Task instructions: Report every line from the material that contains the word "взноса".

-- Start of Data --

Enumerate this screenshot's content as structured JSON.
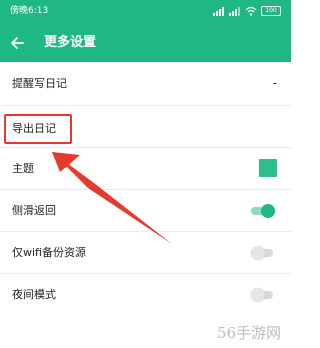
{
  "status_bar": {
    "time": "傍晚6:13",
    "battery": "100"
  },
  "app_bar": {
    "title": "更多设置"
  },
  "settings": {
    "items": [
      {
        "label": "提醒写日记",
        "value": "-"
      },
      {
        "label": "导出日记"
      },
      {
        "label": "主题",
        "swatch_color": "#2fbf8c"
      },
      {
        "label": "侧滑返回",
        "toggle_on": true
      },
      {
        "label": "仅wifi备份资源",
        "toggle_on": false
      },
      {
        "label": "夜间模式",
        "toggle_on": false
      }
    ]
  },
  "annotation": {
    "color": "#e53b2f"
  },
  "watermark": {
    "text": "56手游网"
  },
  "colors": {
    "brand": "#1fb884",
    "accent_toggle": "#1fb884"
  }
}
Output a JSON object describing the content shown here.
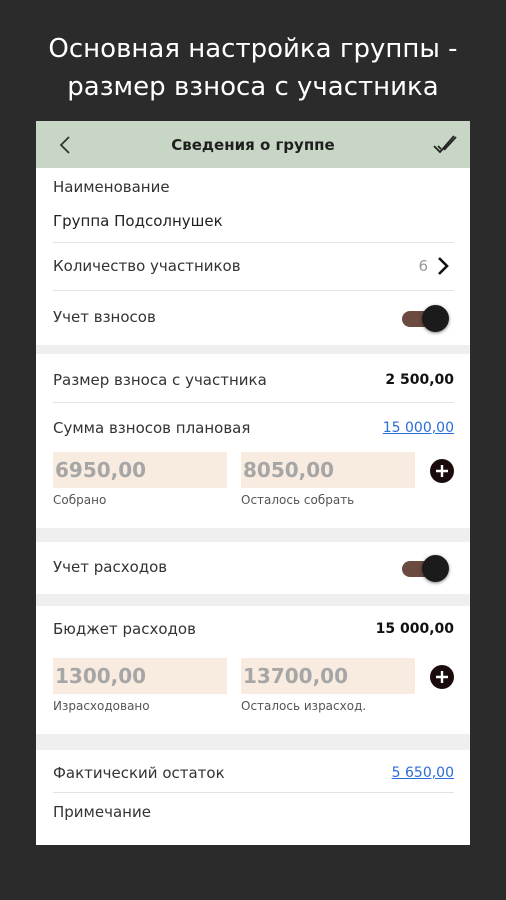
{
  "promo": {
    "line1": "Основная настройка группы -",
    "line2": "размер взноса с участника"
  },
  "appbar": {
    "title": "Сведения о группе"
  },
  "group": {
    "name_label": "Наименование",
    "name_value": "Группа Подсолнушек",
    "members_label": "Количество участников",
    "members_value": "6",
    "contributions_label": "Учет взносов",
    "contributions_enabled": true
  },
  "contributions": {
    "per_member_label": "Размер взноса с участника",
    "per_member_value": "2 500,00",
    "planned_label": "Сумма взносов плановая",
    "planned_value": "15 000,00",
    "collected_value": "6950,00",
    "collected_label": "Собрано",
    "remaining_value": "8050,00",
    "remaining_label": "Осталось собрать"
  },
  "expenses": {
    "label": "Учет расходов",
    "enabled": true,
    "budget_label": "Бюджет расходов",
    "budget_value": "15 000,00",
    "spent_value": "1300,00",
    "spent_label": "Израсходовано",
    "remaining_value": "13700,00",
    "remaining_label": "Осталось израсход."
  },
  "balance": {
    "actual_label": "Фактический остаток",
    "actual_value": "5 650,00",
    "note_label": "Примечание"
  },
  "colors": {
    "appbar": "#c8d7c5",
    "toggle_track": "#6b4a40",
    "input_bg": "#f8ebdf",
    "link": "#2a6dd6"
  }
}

-- End of Data --
-- Start of Data --

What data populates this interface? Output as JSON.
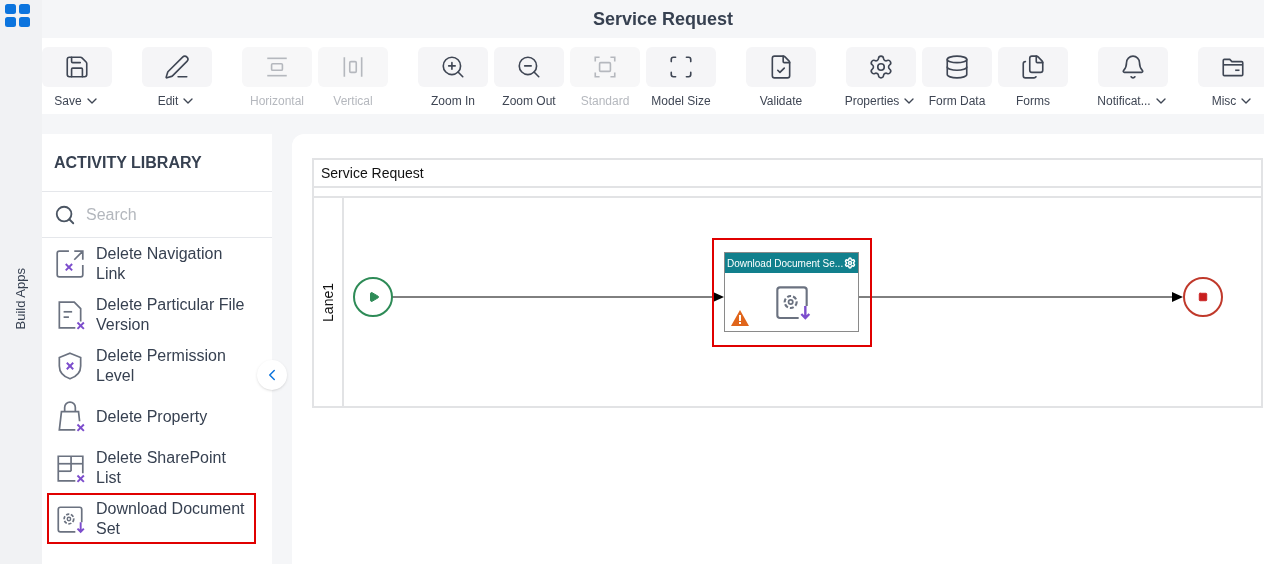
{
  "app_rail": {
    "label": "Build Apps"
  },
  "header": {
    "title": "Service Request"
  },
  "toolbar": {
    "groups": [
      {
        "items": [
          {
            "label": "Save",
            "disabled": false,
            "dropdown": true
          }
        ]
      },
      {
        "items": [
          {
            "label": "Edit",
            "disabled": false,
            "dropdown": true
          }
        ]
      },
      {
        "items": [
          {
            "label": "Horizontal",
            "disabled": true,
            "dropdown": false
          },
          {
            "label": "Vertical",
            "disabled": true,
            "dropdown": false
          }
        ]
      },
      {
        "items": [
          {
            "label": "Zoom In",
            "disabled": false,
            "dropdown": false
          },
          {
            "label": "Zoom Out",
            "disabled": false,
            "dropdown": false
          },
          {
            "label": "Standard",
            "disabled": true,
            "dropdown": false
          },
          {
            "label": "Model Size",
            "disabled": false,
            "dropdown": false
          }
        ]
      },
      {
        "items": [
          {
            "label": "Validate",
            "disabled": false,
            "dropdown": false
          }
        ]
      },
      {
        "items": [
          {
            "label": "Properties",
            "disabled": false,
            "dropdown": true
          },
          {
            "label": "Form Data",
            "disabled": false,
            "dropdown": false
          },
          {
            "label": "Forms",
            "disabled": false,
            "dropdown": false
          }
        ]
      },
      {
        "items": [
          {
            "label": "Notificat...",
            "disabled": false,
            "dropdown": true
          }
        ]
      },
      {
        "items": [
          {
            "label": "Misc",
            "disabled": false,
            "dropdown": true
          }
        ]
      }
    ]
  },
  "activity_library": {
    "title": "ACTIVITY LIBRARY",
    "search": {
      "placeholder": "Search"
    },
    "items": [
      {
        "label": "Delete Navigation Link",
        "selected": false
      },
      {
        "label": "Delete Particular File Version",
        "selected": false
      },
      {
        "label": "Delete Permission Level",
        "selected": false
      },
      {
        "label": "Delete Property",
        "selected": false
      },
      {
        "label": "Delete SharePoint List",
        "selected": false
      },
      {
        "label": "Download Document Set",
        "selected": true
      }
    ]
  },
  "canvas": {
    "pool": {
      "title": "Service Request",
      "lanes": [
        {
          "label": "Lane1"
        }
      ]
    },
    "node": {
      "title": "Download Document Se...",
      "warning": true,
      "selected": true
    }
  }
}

-- End of Data --

Answer below:
    "line2": "размер взноса с участника"
    "per_member_label": "Размер взноса с участника",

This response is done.